Reputation: 23
I need to split a .bin file into chunks. However, I seem to face a problem when it comes to writing the output in the split/new binary file. The output is inconsistent, I can see the data, but there are shifts and gaps everywhere when comparing the split binary with the bigger original one.
def hash_file(filename: str, blocksize: int = 4096) -> str:
blocksCount = 0
with open(filename, "rb") as f:
while True:
#Read a new chunk from the binary file
full_string = f.read(blocksize)
if not full_string:
break
new_string = ' '.join('{:02x}'.format(b) for b in full_string)
split_string = ''.join(chr(int(i, 16)) for i in new_string.split())
#Append the split chunk to the new binary file
newf = open("SplitBin.bin","a", encoding="utf-8")
newf.write(split_string)
newf.close()

---

To be done —
a. Copy the records word for word, from their first line through the line containing "class-value: Class A: [446, 399, 474, 408]", including both of those lines.
b. Pick up the post about splitting a .bin file into chunks after its last line and carry it forward.

Entries —
---

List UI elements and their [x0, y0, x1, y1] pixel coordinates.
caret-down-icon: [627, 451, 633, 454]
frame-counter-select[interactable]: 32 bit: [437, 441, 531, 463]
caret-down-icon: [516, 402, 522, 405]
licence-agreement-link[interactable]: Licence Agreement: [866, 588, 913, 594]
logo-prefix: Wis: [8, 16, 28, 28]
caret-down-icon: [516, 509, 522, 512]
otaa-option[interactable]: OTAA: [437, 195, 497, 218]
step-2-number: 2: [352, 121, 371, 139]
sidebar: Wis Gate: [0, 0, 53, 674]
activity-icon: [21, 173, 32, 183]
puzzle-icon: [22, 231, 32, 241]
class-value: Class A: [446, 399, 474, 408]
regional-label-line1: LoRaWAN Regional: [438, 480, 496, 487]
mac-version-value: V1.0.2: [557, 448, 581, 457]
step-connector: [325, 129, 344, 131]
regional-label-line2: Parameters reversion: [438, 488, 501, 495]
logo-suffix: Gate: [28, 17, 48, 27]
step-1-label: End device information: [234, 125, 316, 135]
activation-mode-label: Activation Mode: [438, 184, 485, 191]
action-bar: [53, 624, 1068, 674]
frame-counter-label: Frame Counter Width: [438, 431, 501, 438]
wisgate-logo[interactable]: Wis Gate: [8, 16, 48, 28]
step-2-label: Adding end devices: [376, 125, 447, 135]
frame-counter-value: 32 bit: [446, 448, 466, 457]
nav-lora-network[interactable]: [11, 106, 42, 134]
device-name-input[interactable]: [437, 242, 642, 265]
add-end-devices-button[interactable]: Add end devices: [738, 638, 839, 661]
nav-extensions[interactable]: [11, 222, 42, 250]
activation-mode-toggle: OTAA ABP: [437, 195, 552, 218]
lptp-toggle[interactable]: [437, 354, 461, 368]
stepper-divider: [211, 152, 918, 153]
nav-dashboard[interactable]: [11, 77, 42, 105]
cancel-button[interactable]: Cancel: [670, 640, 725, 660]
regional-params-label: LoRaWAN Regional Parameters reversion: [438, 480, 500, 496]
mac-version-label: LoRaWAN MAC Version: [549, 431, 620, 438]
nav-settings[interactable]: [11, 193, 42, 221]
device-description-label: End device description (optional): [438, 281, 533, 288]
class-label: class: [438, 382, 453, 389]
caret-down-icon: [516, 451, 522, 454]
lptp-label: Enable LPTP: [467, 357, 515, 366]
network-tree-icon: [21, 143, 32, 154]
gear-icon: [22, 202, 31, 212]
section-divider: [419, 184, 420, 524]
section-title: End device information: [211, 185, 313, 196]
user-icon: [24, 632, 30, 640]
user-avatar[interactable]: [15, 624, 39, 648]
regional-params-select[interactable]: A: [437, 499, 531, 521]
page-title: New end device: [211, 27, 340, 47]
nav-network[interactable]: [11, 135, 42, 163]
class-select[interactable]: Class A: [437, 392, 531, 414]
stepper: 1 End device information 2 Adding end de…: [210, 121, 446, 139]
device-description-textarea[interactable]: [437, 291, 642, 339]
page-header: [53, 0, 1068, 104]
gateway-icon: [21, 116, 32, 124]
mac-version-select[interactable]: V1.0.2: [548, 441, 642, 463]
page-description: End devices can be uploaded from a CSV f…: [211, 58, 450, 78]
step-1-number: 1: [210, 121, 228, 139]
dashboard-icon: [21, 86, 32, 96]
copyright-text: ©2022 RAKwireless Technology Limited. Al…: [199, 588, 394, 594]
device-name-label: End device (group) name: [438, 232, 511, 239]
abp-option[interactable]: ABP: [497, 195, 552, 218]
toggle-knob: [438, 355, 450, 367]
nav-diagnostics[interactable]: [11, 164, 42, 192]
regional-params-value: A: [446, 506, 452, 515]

---

Answer set —
a.
List UI elements and their [x0, y0, x1, y1] pixel coordinates.
caret-down-icon: [627, 451, 633, 454]
frame-counter-select[interactable]: 32 bit: [437, 441, 531, 463]
caret-down-icon: [516, 402, 522, 405]
licence-agreement-link[interactable]: Licence Agreement: [866, 588, 913, 594]
logo-prefix: Wis: [8, 16, 28, 28]
caret-down-icon: [516, 509, 522, 512]
otaa-option[interactable]: OTAA: [437, 195, 497, 218]
step-2-number: 2: [352, 121, 371, 139]
sidebar: Wis Gate: [0, 0, 53, 674]
activity-icon: [21, 173, 32, 183]
puzzle-icon: [22, 231, 32, 241]
class-value: Class A: [446, 399, 474, 408]

b.
#Check if the desired number of mem blocks has been reached
blocksCount = blocksCount + 1
if blocksCount == 1:
break
Upvotes: 1
Views: 361
Reputation: 308216
For characters with ordinals between 0 and 0x7f, their UTF-8 representation will be the same as their byte value. But for characters with ordinals between 0x80 and 0xff, UTF-8 will output two bytes neither of which will be the same as the input. That's why you're seeing inconsistencies.
The easiest way to fix it would be to open the output file in binary mode as well. Then you can eliminate all the formatting and splitting, because you can directly write the data you just read:
with open("SplitBin.bin", "ab") as newf:
newf.write(full_string)
Note that reopening the file each time you write to it will be very slow. Better to leave it open until you're done.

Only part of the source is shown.